---------- Data listing ----------

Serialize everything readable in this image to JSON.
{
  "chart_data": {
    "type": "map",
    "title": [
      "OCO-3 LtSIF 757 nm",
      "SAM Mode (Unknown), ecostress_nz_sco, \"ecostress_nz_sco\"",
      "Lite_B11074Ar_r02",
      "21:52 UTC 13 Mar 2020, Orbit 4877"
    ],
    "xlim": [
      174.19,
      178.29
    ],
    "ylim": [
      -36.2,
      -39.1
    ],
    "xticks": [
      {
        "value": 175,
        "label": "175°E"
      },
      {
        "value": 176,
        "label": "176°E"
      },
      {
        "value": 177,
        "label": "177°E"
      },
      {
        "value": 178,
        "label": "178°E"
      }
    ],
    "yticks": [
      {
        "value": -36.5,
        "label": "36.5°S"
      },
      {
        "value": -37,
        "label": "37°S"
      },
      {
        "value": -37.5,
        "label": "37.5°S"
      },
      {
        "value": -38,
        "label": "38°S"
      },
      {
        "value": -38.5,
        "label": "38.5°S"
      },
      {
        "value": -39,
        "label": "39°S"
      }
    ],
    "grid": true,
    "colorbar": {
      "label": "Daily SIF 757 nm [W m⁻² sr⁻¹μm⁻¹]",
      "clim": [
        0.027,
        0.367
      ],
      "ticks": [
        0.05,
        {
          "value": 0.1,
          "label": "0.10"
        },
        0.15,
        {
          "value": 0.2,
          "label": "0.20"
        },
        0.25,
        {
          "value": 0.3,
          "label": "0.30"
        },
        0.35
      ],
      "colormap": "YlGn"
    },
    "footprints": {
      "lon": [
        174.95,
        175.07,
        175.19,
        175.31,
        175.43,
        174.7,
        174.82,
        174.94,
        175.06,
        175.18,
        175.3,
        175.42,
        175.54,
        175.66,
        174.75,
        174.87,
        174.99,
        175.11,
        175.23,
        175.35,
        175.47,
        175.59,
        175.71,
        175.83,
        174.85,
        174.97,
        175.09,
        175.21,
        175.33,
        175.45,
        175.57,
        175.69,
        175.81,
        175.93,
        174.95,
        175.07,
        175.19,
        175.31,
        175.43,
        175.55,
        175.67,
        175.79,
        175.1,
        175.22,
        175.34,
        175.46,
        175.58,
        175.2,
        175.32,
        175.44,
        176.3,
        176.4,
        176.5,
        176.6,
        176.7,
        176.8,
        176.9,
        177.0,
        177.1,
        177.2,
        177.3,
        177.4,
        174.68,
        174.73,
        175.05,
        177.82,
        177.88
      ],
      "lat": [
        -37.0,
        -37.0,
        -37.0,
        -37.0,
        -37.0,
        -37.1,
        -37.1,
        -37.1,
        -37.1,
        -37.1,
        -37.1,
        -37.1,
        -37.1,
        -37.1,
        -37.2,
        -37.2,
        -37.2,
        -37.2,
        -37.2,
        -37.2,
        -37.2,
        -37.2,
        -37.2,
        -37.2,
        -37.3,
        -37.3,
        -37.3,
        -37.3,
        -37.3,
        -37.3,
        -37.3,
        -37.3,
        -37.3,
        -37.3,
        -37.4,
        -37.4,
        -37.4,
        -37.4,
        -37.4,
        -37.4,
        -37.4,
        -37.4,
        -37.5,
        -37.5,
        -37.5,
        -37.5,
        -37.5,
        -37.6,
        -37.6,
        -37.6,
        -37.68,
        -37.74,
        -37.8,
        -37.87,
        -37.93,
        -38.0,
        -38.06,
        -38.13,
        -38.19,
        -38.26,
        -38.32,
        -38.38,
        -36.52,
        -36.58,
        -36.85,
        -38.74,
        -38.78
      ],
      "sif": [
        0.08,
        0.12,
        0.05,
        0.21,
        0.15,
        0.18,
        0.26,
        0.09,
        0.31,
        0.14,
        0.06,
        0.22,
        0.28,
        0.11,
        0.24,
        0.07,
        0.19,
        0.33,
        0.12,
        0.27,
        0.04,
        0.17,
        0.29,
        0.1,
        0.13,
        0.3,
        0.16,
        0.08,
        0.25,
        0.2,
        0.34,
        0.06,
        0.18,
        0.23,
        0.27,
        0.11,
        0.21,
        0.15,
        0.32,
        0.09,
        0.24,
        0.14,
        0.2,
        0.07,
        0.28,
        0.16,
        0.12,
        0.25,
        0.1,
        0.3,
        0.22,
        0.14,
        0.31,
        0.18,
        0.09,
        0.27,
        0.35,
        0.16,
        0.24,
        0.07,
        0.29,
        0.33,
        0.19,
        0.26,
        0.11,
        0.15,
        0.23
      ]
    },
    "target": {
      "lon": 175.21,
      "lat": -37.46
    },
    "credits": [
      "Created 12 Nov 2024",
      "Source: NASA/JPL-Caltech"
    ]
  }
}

----------

- [Request]: Retype the listing above in full, with no alterations.

- [Task solution]:
Serialize everything readable in this image to JSON.
{
  "chart_data": {
    "type": "map",
    "title": [
      "OCO-3 LtSIF 757 nm",
      "SAM Mode (Unknown), ecostress_nz_sco, \"ecostress_nz_sco\"",
      "Lite_B11074Ar_r02",
      "21:52 UTC 13 Mar 2020, Orbit 4877"
    ],
    "xlim": [
      174.19,
      178.29
    ],
    "ylim": [
      -36.2,
      -39.1
    ],
    "xticks": [
      {
        "value": 175,
        "label": "175°E"
      },
      {
        "value": 176,
        "label": "176°E"
      },
      {
        "value": 177,
        "label": "177°E"
      },
      {
        "value": 178,
        "label": "178°E"
      }
    ],
    "yticks": [
      {
        "value": -36.5,
        "label": "36.5°S"
      },
      {
        "value": -37,
        "label": "37°S"
      },
      {
        "value": -37.5,
        "label": "37.5°S"
      },
      {
        "value": -38,
        "label": "38°S"
      },
      {
        "value": -38.5,
        "label": "38.5°S"
      },
      {
        "value": -39,
        "label": "39°S"
      }
    ],
    "grid": true,
    "colorbar": {
      "label": "Daily SIF 757 nm [W m⁻² sr⁻¹μm⁻¹]",
      "clim": [
        0.027,
        0.367
      ],
      "ticks": [
        0.05,
        {
          "value": 0.1,
          "label": "0.10"
        },
        0.15,
        {
          "value": 0.2,
          "label": "0.20"
        },
        0.25,
        {
          "value": 0.3,
          "label": "0.30"
        },
        0.35
      ],
      "colormap": "YlGn"
    },
    "footprints": {
      "lon": [
        174.95,
        175.07,
        175.19,
        175.31,
        175.43,
        174.7,
        174.82,
        174.94,
        175.06,
        175.18,
        175.3,
        175.42,
        175.54,
        175.66,
        174.75,
        174.87,
        174.99,
        175.11,
        175.23,
        175.35,
        175.47,
        175.59,
        175.71,
        175.83,
        174.85,
        174.97,
        175.09,
        175.21,
        175.33,
        175.45,
        175.57,
        175.69,
        175.81,
        175.93,
        174.95,
        175.07,
        175.19,
        175.31,
        175.43,
        175.55,
        175.67,
        175.79,
        175.1,
        175.22,
        175.34,
        175.46,
        175.58,
        175.2,
        175.32,
        175.44,
        176.3,
        176.4,
        176.5,
        176.6,
        176.7,
        176.8,
        176.9,
        177.0,
        177.1,
        177.2,
        177.3,
        177.4,
        174.68,
        174.73,
        175.05,
        177.82,
        177.88
      ],
      "lat": [
        -37.0,
        -37.0,
        -37.0,
        -37.0,
        -37.0,
        -37.1,
        -37.1,
        -37.1,
        -37.1,
        -37.1,
        -37.1,
        -37.1,
        -37.1,
        -37.1,
        -37.2,
        -37.2,
        -37.2,
        -37.2,
        -37.2,
        -37.2,
        -37.2,
        -37.2,
        -37.2,
        -37.2,
        -37.3,
        -37.3,
        -37.3,
        -37.3,
        -37.3,
        -37.3,
        -37.3,
        -37.3,
        -37.3,
        -37.3,
        -37.4,
        -37.4,
        -37.4,
        -37.4,
        -37.4,
        -37.4,
        -37.4,
        -37.4,
        -37.5,
        -37.5,
        -37.5,
        -37.5,
        -37.5,
        -37.6,
        -37.6,
        -37.6,
        -37.68,
        -37.74,
        -37.8,
        -37.87,
        -37.93,
        -38.0,
        -38.06,
        -38.13,
        -38.19,
        -38.26,
        -38.32,
        -38.38,
        -36.52,
        -36.58,
        -36.85,
        -38.74,
        -38.78
      ],
      "sif": [
        0.08,
        0.12,
        0.05,
        0.21,
        0.15,
        0.18,
        0.26,
        0.09,
        0.31,
        0.14,
        0.06,
        0.22,
        0.28,
        0.11,
        0.24,
        0.07,
        0.19,
        0.33,
        0.12,
        0.27,
        0.04,
        0.17,
        0.29,
        0.1,
        0.13,
        0.3,
        0.16,
        0.08,
        0.25,
        0.2,
        0.34,
        0.06,
        0.18,
        0.23,
        0.27,
        0.11,
        0.21,
        0.15,
        0.32,
        0.09,
        0.24,
        0.14,
        0.2,
        0.07,
        0.28,
        0.16,
        0.12,
        0.25,
        0.1,
        0.3,
        0.22,
        0.14,
        0.31,
        0.18,
        0.09,
        0.27,
        0.35,
        0.16,
        0.24,
        0.07,
        0.29,
        0.33,
        0.19,
        0.26,
        0.11,
        0.15,
        0.23
      ]
    },
    "target": {
      "lon": 175.21,
      "lat": -37.46
    },
    "credits": [
      "Created 12 Nov 2024",
      "Source: NASA/JPL-Caltech"
    ]
  }
}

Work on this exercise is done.